▶ _WHAT THE EXERCISE ASKS_
Could you write out the records below exactly as they appear?

Stored entries:
<<<<

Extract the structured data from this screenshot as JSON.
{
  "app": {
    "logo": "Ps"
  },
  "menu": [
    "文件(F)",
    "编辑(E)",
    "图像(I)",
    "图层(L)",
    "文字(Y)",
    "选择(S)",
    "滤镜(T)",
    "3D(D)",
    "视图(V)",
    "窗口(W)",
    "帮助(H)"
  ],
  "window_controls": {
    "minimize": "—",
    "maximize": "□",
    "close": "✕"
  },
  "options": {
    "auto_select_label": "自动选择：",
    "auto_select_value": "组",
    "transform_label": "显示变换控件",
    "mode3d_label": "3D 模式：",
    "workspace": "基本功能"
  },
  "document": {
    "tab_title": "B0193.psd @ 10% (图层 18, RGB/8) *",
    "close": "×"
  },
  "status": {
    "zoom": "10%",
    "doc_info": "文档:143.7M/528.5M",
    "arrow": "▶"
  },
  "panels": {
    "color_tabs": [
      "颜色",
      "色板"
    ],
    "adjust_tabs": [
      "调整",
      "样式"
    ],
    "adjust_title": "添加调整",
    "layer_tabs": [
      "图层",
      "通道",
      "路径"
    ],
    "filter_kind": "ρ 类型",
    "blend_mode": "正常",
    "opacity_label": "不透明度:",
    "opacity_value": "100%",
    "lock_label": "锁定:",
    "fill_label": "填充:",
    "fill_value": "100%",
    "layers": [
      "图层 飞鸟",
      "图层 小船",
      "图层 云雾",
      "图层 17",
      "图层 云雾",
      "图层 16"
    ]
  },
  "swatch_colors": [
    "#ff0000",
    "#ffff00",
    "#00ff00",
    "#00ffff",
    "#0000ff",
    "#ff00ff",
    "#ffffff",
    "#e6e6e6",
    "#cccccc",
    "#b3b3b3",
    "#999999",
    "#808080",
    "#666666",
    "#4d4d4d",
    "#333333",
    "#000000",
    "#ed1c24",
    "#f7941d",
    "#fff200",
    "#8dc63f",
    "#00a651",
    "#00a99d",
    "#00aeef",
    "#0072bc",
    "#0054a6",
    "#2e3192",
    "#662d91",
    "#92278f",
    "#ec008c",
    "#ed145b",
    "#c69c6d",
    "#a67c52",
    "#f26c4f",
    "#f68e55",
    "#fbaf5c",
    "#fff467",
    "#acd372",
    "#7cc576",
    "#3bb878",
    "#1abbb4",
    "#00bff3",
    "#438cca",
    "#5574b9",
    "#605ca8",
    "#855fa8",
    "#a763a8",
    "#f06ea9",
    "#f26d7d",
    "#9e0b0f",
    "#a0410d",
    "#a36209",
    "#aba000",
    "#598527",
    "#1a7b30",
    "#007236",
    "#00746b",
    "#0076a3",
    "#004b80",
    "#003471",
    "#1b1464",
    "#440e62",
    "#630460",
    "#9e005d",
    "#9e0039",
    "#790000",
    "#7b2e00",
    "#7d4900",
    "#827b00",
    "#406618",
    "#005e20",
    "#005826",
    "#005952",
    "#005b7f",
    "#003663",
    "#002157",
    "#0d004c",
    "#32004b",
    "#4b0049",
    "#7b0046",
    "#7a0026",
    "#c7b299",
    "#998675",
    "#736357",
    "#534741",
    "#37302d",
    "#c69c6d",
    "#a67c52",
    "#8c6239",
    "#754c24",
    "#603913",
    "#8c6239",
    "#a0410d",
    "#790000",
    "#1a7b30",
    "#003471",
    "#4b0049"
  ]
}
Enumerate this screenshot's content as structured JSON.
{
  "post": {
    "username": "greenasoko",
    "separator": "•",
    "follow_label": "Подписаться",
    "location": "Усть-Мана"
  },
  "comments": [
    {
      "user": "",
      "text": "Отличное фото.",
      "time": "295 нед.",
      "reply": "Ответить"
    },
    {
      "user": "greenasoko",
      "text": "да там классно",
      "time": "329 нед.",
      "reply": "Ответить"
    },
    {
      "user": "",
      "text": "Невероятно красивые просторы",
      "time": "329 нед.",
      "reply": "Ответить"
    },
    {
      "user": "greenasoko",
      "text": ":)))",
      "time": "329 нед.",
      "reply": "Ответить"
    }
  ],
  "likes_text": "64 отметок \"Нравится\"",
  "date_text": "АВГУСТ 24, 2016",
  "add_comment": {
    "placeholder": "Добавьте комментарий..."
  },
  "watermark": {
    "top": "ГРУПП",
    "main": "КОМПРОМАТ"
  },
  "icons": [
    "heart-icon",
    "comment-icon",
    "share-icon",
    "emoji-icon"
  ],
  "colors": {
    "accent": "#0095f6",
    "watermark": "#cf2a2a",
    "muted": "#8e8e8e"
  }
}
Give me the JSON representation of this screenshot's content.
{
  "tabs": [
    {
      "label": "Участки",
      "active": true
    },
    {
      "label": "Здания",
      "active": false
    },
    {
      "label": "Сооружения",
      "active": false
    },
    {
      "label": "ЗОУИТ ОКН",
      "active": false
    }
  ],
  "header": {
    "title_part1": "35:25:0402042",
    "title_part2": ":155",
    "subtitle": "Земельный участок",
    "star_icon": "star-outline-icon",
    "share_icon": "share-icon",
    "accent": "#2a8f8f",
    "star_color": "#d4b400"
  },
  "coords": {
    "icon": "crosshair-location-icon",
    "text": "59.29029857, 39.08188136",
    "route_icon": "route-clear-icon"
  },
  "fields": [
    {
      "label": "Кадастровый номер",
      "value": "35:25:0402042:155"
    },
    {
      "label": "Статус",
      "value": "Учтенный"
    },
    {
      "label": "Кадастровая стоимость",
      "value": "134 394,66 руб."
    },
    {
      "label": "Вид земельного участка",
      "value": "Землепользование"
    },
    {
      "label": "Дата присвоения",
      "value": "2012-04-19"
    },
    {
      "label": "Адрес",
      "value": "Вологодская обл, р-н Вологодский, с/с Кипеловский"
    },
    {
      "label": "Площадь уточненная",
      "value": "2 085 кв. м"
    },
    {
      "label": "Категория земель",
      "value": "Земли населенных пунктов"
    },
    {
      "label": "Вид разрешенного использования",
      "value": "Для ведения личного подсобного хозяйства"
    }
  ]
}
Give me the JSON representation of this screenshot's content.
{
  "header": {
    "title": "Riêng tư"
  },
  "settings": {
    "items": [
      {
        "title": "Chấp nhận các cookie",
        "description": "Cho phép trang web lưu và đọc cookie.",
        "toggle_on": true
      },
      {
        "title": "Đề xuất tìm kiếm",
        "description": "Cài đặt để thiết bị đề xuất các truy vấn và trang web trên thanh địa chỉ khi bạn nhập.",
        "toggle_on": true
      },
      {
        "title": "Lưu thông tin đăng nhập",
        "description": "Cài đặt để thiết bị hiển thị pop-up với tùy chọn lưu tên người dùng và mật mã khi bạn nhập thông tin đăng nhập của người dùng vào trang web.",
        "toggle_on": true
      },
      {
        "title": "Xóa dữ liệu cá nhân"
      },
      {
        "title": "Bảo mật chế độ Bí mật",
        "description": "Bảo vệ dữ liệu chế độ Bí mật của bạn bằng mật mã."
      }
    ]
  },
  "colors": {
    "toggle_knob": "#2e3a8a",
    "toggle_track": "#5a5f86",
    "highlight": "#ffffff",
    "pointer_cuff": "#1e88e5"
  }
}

>>>>

▶ _OUTPUT OF THE TASK_
Extract the structured data from this screenshot as JSON.
{
  "app": {
    "logo": "Ps"
  },
  "menu": [
    "文件(F)",
    "编辑(E)",
    "图像(I)",
    "图层(L)",
    "文字(Y)",
    "选择(S)",
    "滤镜(T)",
    "3D(D)",
    "视图(V)",
    "窗口(W)",
    "帮助(H)"
  ],
  "window_controls": {
    "minimize": "—",
    "maximize": "□",
    "close": "✕"
  },
  "options": {
    "auto_select_label": "自动选择：",
    "auto_select_value": "组",
    "transform_label": "显示变换控件",
    "mode3d_label": "3D 模式：",
    "workspace": "基本功能"
  },
  "document": {
    "tab_title": "B0193.psd @ 10% (图层 18, RGB/8) *",
    "close": "×"
  },
  "status": {
    "zoom": "10%",
    "doc_info": "文档:143.7M/528.5M",
    "arrow": "▶"
  },
  "panels": {
    "color_tabs": [
      "颜色",
      "色板"
    ],
    "adjust_tabs": [
      "调整",
      "样式"
    ],
    "adjust_title": "添加调整",
    "layer_tabs": [
      "图层",
      "通道",
      "路径"
    ],
    "filter_kind": "ρ 类型",
    "blend_mode": "正常",
    "opacity_label": "不透明度:",
    "opacity_value": "100%",
    "lock_label": "锁定:",
    "fill_label": "填充:",
    "fill_value": "100%",
    "layers": [
      "图层 飞鸟",
      "图层 小船",
      "图层 云雾",
      "图层 17",
      "图层 云雾",
      "图层 16"
    ]
  },
  "swatch_colors": [
    "#ff0000",
    "#ffff00",
    "#00ff00",
    "#00ffff",
    "#0000ff",
    "#ff00ff",
    "#ffffff",
    "#e6e6e6",
    "#cccccc",
    "#b3b3b3",
    "#999999",
    "#808080",
    "#666666",
    "#4d4d4d",
    "#333333",
    "#000000",
    "#ed1c24",
    "#f7941d",
    "#fff200",
    "#8dc63f",
    "#00a651",
    "#00a99d",
    "#00aeef",
    "#0072bc",
    "#0054a6",
    "#2e3192",
    "#662d91",
    "#92278f",
    "#ec008c",
    "#ed145b",
    "#c69c6d",
    "#a67c52",
    "#f26c4f",
    "#f68e55",
    "#fbaf5c",
    "#fff467",
    "#acd372",
    "#7cc576",
    "#3bb878",
    "#1abbb4",
    "#00bff3",
    "#438cca",
    "#5574b9",
    "#605ca8",
    "#855fa8",
    "#a763a8",
    "#f06ea9",
    "#f26d7d",
    "#9e0b0f",
    "#a0410d",
    "#a36209",
    "#aba000",
    "#598527",
    "#1a7b30",
    "#007236",
    "#00746b",
    "#0076a3",
    "#004b80",
    "#003471",
    "#1b1464",
    "#440e62",
    "#630460",
    "#9e005d",
    "#9e0039",
    "#790000",
    "#7b2e00",
    "#7d4900",
    "#827b00",
    "#406618",
    "#005e20",
    "#005826",
    "#005952",
    "#005b7f",
    "#003663",
    "#002157",
    "#0d004c",
    "#32004b",
    "#4b0049",
    "#7b0046",
    "#7a0026",
    "#c7b299",
    "#998675",
    "#736357",
    "#534741",
    "#37302d",
    "#c69c6d",
    "#a67c52",
    "#8c6239",
    "#754c24",
    "#603913",
    "#8c6239",
    "#a0410d",
    "#790000",
    "#1a7b30",
    "#003471",
    "#4b0049"
  ]
}
Enumerate this screenshot's content as structured JSON.
{
  "post": {
    "username": "greenasoko",
    "separator": "•",
    "follow_label": "Подписаться",
    "location": "Усть-Мана"
  },
  "comments": [
    {
      "user": "",
      "text": "Отличное фото.",
      "time": "295 нед.",
      "reply": "Ответить"
    },
    {
      "user": "greenasoko",
      "text": "да там классно",
      "time": "329 нед.",
      "reply": "Ответить"
    },
    {
      "user": "",
      "text": "Невероятно красивые просторы",
      "time": "329 нед.",
      "reply": "Ответить"
    },
    {
      "user": "greenasoko",
      "text": ":)))",
      "time": "329 нед.",
      "reply": "Ответить"
    }
  ],
  "likes_text": "64 отметок \"Нравится\"",
  "date_text": "АВГУСТ 24, 2016",
  "add_comment": {
    "placeholder": "Добавьте комментарий..."
  },
  "watermark": {
    "top": "ГРУПП",
    "main": "КОМПРОМАТ"
  },
  "icons": [
    "heart-icon",
    "comment-icon",
    "share-icon",
    "emoji-icon"
  ],
  "colors": {
    "accent": "#0095f6",
    "watermark": "#cf2a2a",
    "muted": "#8e8e8e"
  }
}
Give me the JSON representation of this screenshot's content.
{
  "tabs": [
    {
      "label": "Участки",
      "active": true
    },
    {
      "label": "Здания",
      "active": false
    },
    {
      "label": "Сооружения",
      "active": false
    },
    {
      "label": "ЗОУИТ ОКН",
      "active": false
    }
  ],
  "header": {
    "title_part1": "35:25:0402042",
    "title_part2": ":155",
    "subtitle": "Земельный участок",
    "star_icon": "star-outline-icon",
    "share_icon": "share-icon",
    "accent": "#2a8f8f",
    "star_color": "#d4b400"
  },
  "coords": {
    "icon": "crosshair-location-icon",
    "text": "59.29029857, 39.08188136",
    "route_icon": "route-clear-icon"
  },
  "fields": [
    {
      "label": "Кадастровый номер",
      "value": "35:25:0402042:155"
    },
    {
      "label": "Статус",
      "value": "Учтенный"
    },
    {
      "label": "Кадастровая стоимость",
      "value": "134 394,66 руб."
    },
    {
      "label": "Вид земельного участка",
      "value": "Землепользование"
    },
    {
      "label": "Дата присвоения",
      "value": "2012-04-19"
    },
    {
      "label": "Адрес",
      "value": "Вологодская обл, р-н Вологодский, с/с Кипеловский"
    },
    {
      "label": "Площадь уточненная",
      "value": "2 085 кв. м"
    },
    {
      "label": "Категория земель",
      "value": "Земли населенных пунктов"
    },
    {
      "label": "Вид разрешенного использования",
      "value": "Для ведения личного подсобного хозяйства"
    }
  ]
}
Give me the JSON representation of this screenshot's content.
{
  "header": {
    "title": "Riêng tư"
  },
  "settings": {
    "items": [
      {
        "title": "Chấp nhận các cookie",
        "description": "Cho phép trang web lưu và đọc cookie.",
        "toggle_on": true
      },
      {
        "title": "Đề xuất tìm kiếm",
        "description": "Cài đặt để thiết bị đề xuất các truy vấn và trang web trên thanh địa chỉ khi bạn nhập.",
        "toggle_on": true
      },
      {
        "title": "Lưu thông tin đăng nhập",
        "description": "Cài đặt để thiết bị hiển thị pop-up với tùy chọn lưu tên người dùng và mật mã khi bạn nhập thông tin đăng nhập của người dùng vào trang web.",
        "toggle_on": true
      },
      {
        "title": "Xóa dữ liệu cá nhân"
      },
      {
        "title": "Bảo mật chế độ Bí mật",
        "description": "Bảo vệ dữ liệu chế độ Bí mật của bạn bằng mật mã."
      }
    ]
  },
  "colors": {
    "toggle_knob": "#2e3a8a",
    "toggle_track": "#5a5f86",
    "highlight": "#ffffff",
    "pointer_cuff": "#1e88e5"
  }
}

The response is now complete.